Check the listing below for lines with the word "无本地声光" and say how many there are, with nothing but the number.

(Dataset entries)
========================================================================
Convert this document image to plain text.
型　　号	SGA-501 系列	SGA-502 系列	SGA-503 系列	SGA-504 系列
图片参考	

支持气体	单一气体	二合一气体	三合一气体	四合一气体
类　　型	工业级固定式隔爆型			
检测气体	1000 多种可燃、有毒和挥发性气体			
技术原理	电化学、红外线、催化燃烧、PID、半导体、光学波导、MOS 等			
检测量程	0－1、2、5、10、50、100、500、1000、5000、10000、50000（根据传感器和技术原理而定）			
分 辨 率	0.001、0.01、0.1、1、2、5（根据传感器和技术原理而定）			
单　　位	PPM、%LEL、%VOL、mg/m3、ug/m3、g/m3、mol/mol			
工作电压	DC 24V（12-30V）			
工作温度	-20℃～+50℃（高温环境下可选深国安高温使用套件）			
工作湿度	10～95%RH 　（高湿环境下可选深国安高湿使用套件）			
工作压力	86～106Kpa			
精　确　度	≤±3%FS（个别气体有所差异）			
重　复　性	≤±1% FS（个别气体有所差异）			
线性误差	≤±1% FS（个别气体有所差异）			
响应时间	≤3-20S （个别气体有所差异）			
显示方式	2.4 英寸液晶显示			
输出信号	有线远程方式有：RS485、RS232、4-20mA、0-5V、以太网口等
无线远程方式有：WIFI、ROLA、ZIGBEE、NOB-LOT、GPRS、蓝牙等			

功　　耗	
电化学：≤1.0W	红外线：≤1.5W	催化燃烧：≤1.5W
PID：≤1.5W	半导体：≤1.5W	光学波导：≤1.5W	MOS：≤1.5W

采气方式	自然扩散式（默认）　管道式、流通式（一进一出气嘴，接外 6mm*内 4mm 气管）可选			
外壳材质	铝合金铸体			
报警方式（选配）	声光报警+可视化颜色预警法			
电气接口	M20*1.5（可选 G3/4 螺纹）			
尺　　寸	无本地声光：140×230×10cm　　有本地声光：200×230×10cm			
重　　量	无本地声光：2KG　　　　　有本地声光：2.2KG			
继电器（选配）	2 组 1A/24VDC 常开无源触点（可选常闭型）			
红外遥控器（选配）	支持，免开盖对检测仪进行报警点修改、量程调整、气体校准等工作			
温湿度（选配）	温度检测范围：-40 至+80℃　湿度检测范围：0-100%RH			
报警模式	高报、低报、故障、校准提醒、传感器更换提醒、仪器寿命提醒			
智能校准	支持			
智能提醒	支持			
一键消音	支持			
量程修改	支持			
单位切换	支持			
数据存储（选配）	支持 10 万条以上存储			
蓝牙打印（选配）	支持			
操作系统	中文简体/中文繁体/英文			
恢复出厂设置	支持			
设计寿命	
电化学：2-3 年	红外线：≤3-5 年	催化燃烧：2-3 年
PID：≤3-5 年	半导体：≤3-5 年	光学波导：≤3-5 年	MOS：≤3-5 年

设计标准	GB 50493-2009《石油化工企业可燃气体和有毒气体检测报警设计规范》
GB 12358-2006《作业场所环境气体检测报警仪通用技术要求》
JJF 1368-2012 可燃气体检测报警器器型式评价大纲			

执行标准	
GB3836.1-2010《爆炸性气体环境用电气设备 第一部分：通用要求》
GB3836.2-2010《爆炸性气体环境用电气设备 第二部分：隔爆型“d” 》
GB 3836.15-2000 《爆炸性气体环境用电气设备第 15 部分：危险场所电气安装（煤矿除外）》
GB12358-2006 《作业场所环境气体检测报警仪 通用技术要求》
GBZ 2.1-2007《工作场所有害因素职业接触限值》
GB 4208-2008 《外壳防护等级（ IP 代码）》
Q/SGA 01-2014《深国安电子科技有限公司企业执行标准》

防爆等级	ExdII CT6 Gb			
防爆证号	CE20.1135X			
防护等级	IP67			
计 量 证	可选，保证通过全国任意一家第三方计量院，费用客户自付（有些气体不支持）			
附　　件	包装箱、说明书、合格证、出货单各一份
========================================================================
COMPLETED EXERCISE. 2